Task goal — Copy the data exactly as it appears, and do not include any pictures.

Data entries for graphics
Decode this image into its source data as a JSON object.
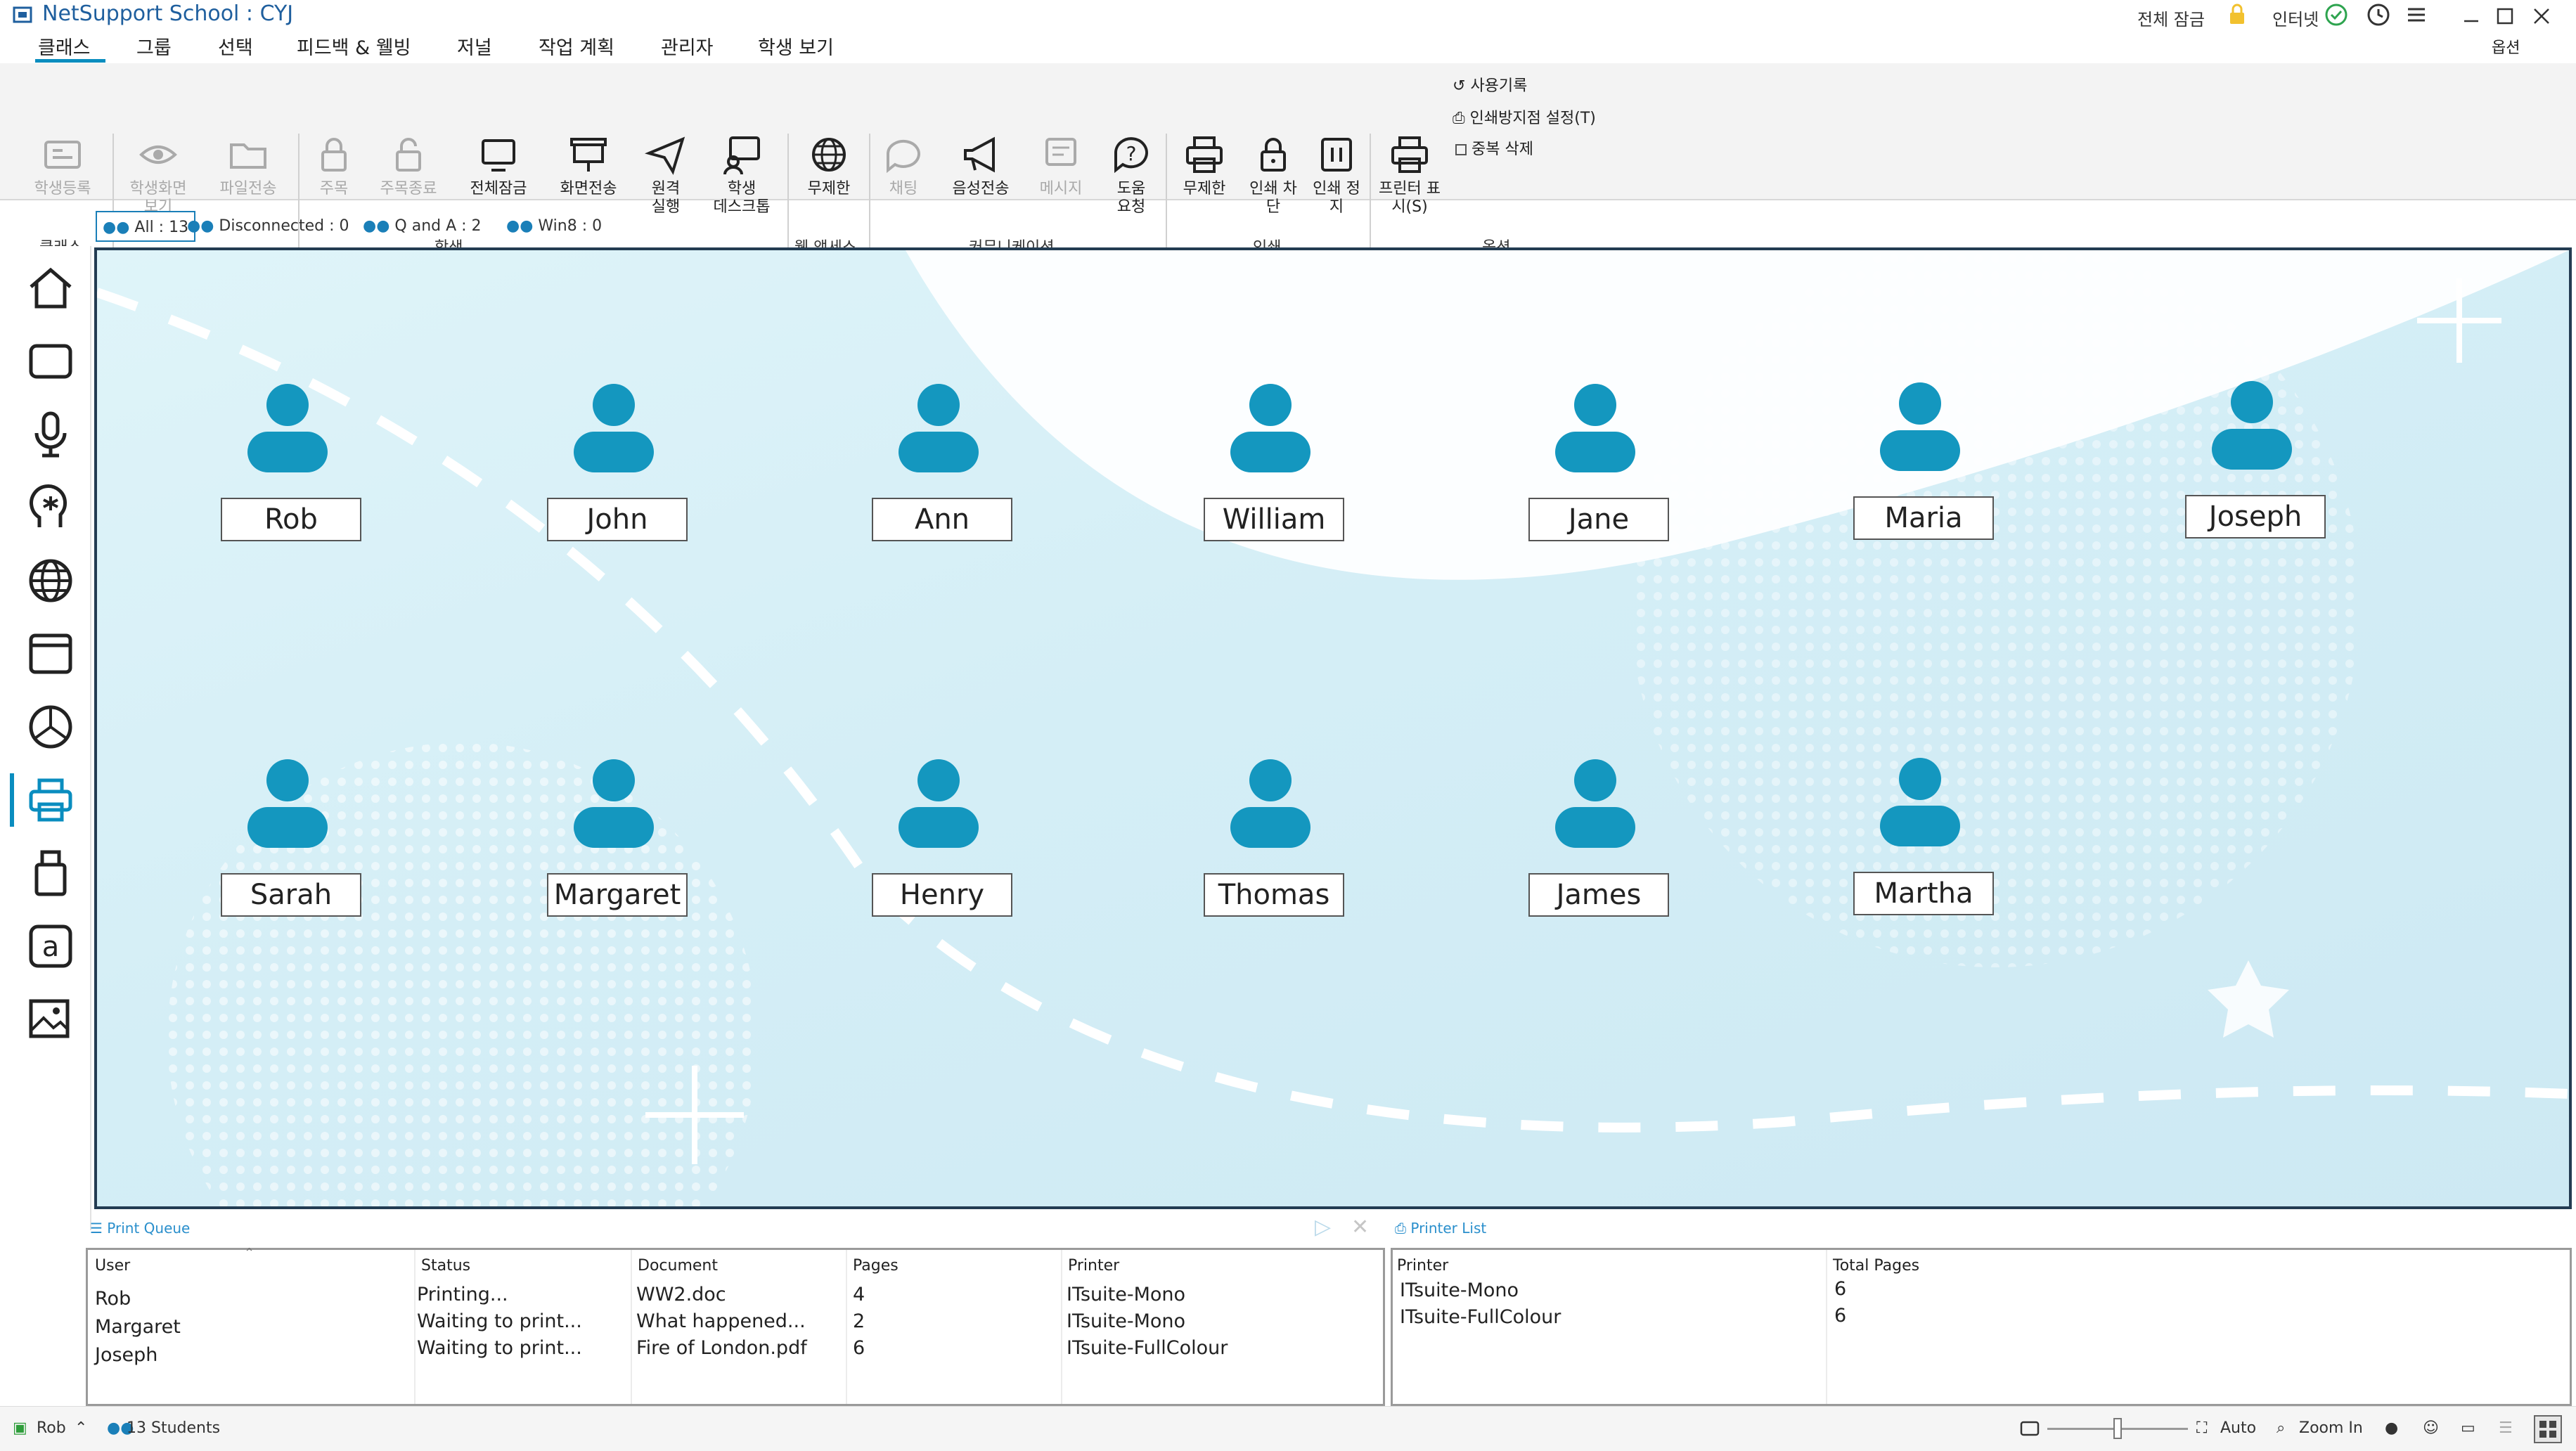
{
  "window": {
    "title": "NetSupport School : CYJ",
    "lock_all_label": "전체 잠금",
    "internet_label": "인터넷",
    "options_label": "옵션"
  },
  "menu": {
    "tabs": [
      "클래스",
      "그룹",
      "선택",
      "피드백 & 웰빙",
      "저널",
      "작업 계획",
      "관리자",
      "학생 보기"
    ]
  },
  "ribbon": {
    "buttons": {
      "register": "학생등록",
      "view": "학생화면\n보기",
      "file": "파일전송",
      "attention": "주목",
      "attention_end": "주목종료",
      "lock_all": "전체잠금",
      "show": "화면전송",
      "remote_run": "원격\n실행",
      "student_desktop": "학생\n데스크톱",
      "unrestricted": "무제한",
      "chat": "채팅",
      "audio": "음성전송",
      "message": "메시지",
      "help": "도움\n요청",
      "print_unrestricted": "무제한",
      "print_block": "인쇄 차\n단",
      "print_pause": "인쇄 정\n지",
      "printer_show": "프린터 표\n시(S)"
    },
    "small": {
      "history": "사용기록",
      "prevention": "인쇄방지점 설정(T)",
      "duplicate": "중복 삭제"
    },
    "groups": {
      "class": "클래스",
      "student": "학생",
      "web": "웹 액세스",
      "comm": "커뮤니케이션",
      "print": "인쇄",
      "options": "옵션"
    }
  },
  "filters": [
    {
      "label": "All : 13"
    },
    {
      "label": "Disconnected : 0"
    },
    {
      "label": "Q and A : 2"
    },
    {
      "label": "Win8 : 0"
    }
  ],
  "students_row1": [
    "Rob",
    "John",
    "Ann",
    "William",
    "Jane",
    "Maria",
    "Joseph"
  ],
  "students_row2": [
    "Sarah",
    "Margaret",
    "Henry",
    "Thomas",
    "James",
    "Martha"
  ],
  "print_queue": {
    "title": "Print Queue",
    "columns": [
      "User",
      "Status",
      "Document",
      "Pages",
      "Printer"
    ],
    "rows": [
      [
        "Rob",
        "Printing...",
        "WW2.doc",
        "4",
        "ITsuite-Mono"
      ],
      [
        "Margaret",
        "Waiting to print...",
        "What happened...",
        "2",
        "ITsuite-Mono"
      ],
      [
        "Joseph",
        "Waiting to print...",
        "Fire of London.pdf",
        "6",
        "ITsuite-FullColour"
      ]
    ]
  },
  "printer_list": {
    "title": "Printer List",
    "columns": [
      "Printer",
      "Total Pages"
    ],
    "rows": [
      [
        "ITsuite-Mono",
        "6"
      ],
      [
        "ITsuite-FullColour",
        "6"
      ]
    ]
  },
  "statusbar": {
    "user": "Rob",
    "students": "13 Students",
    "auto": "Auto",
    "zoom": "Zoom In"
  },
  "colors": {
    "accent": "#0a8dbf",
    "avatar": "#1497bf"
  }
}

Final result —
Decode this image into its source data as a JSON object.
{
  "window": {
    "title": "NetSupport School : CYJ",
    "lock_all_label": "전체 잠금",
    "internet_label": "인터넷",
    "options_label": "옵션"
  },
  "menu": {
    "tabs": [
      "클래스",
      "그룹",
      "선택",
      "피드백 & 웰빙",
      "저널",
      "작업 계획",
      "관리자",
      "학생 보기"
    ]
  },
  "ribbon": {
    "buttons": {
      "register": "학생등록",
      "view": "학생화면\n보기",
      "file": "파일전송",
      "attention": "주목",
      "attention_end": "주목종료",
      "lock_all": "전체잠금",
      "show": "화면전송",
      "remote_run": "원격\n실행",
      "student_desktop": "학생\n데스크톱",
      "unrestricted": "무제한",
      "chat": "채팅",
      "audio": "음성전송",
      "message": "메시지",
      "help": "도움\n요청",
      "print_unrestricted": "무제한",
      "print_block": "인쇄 차\n단",
      "print_pause": "인쇄 정\n지",
      "printer_show": "프린터 표\n시(S)"
    },
    "small": {
      "history": "사용기록",
      "prevention": "인쇄방지점 설정(T)",
      "duplicate": "중복 삭제"
    },
    "groups": {
      "class": "클래스",
      "student": "학생",
      "web": "웹 액세스",
      "comm": "커뮤니케이션",
      "print": "인쇄",
      "options": "옵션"
    }
  },
  "filters": [
    {
      "label": "All : 13"
    },
    {
      "label": "Disconnected : 0"
    },
    {
      "label": "Q and A : 2"
    },
    {
      "label": "Win8 : 0"
    }
  ],
  "students_row1": [
    "Rob",
    "John",
    "Ann",
    "William",
    "Jane",
    "Maria",
    "Joseph"
  ],
  "students_row2": [
    "Sarah",
    "Margaret",
    "Henry",
    "Thomas",
    "James",
    "Martha"
  ],
  "print_queue": {
    "title": "Print Queue",
    "columns": [
      "User",
      "Status",
      "Document",
      "Pages",
      "Printer"
    ],
    "rows": [
      [
        "Rob",
        "Printing...",
        "WW2.doc",
        "4",
        "ITsuite-Mono"
      ],
      [
        "Margaret",
        "Waiting to print...",
        "What happened...",
        "2",
        "ITsuite-Mono"
      ],
      [
        "Joseph",
        "Waiting to print...",
        "Fire of London.pdf",
        "6",
        "ITsuite-FullColour"
      ]
    ]
  },
  "printer_list": {
    "title": "Printer List",
    "columns": [
      "Printer",
      "Total Pages"
    ],
    "rows": [
      [
        "ITsuite-Mono",
        "6"
      ],
      [
        "ITsuite-FullColour",
        "6"
      ]
    ]
  },
  "statusbar": {
    "user": "Rob",
    "students": "13 Students",
    "auto": "Auto",
    "zoom": "Zoom In"
  },
  "colors": {
    "accent": "#0a8dbf",
    "avatar": "#1497bf"
  }
}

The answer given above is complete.